YOUR OBJECTIVE: Isolate every line in the records below with "Millennium" in it.

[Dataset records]
■ ■ ■ ■

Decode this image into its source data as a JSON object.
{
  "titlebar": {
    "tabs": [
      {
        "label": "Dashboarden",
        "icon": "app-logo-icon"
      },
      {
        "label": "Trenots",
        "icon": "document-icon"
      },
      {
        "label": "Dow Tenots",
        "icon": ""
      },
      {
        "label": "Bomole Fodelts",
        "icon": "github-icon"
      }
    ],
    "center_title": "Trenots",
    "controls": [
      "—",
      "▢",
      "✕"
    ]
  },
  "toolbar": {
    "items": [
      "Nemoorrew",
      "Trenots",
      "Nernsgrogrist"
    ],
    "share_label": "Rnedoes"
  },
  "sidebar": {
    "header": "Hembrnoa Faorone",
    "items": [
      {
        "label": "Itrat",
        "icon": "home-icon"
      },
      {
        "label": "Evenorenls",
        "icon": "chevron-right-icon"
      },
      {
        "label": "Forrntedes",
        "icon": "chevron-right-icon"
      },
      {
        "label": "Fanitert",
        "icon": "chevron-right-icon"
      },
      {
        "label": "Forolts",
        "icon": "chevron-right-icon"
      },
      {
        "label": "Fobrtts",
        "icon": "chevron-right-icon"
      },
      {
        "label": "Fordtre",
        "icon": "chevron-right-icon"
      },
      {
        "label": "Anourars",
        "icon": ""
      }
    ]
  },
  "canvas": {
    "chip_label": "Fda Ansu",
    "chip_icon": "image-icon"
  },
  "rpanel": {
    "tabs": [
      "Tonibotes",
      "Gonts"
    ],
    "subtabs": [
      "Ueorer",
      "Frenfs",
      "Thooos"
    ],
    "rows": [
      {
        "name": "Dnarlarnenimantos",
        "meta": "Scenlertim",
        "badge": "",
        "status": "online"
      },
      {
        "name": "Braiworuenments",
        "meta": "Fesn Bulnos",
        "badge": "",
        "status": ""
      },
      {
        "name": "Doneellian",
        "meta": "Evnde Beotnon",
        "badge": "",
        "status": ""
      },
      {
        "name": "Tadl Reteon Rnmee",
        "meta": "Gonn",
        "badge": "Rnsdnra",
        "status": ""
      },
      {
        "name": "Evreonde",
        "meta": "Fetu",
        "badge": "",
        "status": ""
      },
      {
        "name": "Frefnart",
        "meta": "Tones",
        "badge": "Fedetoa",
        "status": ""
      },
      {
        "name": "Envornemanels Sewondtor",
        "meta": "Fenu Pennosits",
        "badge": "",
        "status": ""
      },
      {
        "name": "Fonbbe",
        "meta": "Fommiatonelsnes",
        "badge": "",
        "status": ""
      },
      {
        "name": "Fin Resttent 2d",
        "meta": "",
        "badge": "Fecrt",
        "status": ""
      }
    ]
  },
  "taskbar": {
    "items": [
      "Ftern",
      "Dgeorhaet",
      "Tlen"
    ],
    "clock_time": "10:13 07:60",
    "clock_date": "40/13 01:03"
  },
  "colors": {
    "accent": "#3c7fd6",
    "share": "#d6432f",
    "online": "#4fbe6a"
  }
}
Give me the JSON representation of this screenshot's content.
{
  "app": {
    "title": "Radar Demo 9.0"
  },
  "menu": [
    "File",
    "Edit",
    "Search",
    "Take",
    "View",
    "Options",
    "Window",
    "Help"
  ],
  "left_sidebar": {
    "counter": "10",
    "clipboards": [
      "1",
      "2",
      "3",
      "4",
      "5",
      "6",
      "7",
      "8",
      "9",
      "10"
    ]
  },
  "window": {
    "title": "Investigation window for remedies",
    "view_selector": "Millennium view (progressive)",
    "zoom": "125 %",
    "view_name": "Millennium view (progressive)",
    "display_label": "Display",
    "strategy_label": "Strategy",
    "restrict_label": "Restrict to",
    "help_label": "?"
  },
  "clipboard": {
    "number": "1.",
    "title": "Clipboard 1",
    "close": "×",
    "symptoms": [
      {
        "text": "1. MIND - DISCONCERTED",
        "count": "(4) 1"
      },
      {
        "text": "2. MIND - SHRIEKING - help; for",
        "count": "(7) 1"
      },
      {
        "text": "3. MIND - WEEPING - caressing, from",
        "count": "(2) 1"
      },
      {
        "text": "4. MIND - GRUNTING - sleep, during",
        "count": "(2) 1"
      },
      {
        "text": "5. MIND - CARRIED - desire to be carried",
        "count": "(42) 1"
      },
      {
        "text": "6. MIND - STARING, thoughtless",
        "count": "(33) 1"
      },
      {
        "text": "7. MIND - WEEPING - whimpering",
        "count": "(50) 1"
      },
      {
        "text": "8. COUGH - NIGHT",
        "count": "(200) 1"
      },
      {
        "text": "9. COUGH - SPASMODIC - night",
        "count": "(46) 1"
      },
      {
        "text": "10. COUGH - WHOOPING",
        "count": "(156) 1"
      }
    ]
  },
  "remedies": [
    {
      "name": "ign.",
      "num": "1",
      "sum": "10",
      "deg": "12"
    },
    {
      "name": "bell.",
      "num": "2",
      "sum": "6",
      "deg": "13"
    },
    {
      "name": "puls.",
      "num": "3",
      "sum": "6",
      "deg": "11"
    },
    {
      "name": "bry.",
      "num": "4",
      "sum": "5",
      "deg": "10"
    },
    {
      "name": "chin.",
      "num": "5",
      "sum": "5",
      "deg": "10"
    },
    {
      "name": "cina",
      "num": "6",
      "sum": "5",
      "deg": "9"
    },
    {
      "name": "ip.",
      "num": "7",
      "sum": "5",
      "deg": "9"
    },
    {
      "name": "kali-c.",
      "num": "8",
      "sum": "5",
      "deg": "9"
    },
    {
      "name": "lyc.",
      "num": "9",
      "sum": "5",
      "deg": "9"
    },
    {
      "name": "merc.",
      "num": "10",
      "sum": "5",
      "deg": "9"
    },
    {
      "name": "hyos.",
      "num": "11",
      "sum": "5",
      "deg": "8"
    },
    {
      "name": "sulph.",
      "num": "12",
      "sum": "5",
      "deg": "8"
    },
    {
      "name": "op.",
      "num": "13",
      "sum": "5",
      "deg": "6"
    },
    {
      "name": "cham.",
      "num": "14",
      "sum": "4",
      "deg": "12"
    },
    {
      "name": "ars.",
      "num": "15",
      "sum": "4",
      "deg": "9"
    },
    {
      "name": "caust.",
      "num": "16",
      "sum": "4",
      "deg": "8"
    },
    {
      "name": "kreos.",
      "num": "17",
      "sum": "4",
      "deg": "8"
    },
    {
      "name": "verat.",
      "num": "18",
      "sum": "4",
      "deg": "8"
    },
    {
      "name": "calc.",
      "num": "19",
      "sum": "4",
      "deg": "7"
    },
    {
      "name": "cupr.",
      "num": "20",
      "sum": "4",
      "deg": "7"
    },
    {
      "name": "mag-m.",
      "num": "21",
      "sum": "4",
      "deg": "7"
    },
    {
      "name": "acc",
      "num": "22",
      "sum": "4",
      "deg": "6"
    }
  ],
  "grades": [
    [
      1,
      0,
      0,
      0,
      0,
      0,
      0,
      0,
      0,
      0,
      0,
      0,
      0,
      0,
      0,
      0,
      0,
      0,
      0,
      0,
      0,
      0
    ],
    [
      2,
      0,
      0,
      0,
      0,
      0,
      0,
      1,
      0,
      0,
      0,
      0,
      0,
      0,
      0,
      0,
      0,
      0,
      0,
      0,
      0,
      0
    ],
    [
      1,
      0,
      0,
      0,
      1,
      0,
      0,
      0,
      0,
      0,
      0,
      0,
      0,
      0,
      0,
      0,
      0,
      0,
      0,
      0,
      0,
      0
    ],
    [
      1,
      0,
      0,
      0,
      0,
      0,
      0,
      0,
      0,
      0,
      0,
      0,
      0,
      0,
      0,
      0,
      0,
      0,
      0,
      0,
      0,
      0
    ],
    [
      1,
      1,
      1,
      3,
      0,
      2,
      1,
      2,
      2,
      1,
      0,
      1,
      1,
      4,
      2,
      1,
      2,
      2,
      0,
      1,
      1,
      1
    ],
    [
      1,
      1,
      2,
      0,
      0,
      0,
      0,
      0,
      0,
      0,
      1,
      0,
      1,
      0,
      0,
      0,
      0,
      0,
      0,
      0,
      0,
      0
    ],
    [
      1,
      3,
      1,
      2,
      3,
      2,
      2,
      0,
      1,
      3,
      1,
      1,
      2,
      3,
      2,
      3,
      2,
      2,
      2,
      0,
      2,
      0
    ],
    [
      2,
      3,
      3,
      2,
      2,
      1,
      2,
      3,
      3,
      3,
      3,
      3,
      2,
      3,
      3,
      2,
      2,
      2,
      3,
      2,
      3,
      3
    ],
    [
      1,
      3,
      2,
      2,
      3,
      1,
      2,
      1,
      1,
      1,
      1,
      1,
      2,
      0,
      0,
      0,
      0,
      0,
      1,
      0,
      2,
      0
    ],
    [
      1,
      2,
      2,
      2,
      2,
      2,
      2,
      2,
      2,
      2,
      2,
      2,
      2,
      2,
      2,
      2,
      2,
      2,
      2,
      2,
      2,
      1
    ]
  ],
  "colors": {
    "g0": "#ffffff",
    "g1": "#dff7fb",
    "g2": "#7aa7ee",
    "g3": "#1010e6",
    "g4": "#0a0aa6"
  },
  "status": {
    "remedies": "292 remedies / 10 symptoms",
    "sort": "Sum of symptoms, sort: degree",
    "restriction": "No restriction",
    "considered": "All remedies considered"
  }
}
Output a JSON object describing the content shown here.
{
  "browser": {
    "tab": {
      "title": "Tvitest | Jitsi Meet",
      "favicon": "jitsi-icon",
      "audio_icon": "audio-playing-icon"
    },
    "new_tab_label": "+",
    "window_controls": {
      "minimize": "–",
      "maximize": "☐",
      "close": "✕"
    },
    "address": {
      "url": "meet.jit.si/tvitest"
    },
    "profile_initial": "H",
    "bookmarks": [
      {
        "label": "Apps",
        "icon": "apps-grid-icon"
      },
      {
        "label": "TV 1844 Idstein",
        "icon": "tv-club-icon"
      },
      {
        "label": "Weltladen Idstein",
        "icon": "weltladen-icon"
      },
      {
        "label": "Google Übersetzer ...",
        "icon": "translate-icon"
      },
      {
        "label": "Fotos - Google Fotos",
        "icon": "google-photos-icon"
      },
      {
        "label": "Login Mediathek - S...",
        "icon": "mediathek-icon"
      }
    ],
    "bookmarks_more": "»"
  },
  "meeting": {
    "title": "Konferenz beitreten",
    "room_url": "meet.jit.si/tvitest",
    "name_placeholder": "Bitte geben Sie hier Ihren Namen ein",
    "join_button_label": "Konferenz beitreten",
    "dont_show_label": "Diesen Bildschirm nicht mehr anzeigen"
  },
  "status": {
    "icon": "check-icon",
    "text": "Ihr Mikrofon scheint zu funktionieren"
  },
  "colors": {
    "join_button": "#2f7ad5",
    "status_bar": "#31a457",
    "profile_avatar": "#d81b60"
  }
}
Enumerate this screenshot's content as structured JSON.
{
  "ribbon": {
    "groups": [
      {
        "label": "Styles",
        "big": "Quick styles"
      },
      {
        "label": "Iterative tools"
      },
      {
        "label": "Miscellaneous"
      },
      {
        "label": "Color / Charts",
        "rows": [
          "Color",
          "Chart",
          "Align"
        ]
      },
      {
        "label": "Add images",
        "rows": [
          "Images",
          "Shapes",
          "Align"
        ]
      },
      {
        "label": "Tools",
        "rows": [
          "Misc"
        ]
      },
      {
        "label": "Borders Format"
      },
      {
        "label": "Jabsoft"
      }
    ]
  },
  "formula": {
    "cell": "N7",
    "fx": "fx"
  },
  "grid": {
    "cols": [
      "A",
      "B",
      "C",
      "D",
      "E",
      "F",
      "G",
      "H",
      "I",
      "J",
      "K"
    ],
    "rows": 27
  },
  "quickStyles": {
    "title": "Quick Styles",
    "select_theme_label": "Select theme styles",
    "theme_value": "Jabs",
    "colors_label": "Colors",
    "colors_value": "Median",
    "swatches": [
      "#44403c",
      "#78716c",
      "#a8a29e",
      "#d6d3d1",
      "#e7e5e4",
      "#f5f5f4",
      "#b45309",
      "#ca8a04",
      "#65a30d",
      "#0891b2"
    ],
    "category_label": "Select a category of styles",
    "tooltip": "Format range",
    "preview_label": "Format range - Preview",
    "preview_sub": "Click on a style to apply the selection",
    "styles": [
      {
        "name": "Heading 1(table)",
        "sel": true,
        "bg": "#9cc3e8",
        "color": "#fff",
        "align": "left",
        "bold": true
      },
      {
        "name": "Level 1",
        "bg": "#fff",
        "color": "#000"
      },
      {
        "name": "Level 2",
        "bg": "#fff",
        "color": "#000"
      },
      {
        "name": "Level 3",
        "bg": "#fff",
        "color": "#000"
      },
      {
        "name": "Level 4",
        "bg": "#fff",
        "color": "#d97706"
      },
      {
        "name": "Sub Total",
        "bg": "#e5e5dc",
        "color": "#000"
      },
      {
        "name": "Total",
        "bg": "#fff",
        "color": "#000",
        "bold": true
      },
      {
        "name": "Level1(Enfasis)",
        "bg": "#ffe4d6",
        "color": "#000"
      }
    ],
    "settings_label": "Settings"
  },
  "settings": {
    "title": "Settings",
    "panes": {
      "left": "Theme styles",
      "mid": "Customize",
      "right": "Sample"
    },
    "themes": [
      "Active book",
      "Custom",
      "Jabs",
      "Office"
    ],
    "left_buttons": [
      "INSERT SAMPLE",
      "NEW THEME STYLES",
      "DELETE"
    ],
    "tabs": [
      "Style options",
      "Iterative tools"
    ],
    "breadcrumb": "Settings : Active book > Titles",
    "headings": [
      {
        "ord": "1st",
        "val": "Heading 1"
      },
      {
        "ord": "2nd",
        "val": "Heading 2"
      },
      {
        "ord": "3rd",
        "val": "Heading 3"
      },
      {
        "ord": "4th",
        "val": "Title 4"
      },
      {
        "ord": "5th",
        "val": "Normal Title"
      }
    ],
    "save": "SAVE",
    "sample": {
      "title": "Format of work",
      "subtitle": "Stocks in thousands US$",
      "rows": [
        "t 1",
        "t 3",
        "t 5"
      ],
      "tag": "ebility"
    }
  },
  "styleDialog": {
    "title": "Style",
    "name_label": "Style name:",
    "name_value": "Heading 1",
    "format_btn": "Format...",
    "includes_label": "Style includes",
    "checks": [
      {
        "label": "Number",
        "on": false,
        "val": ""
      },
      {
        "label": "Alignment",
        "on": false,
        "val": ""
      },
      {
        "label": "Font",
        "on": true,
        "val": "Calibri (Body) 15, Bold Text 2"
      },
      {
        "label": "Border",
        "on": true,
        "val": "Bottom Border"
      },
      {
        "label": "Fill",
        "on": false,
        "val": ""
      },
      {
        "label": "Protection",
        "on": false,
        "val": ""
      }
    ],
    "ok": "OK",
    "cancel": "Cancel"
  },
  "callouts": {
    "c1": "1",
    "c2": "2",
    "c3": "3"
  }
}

■ ■ ■ ■

OUTPUT BELOW:
    "view_selector": "Millennium view (progressive)",
    "view_name": "Millennium view (progressive)",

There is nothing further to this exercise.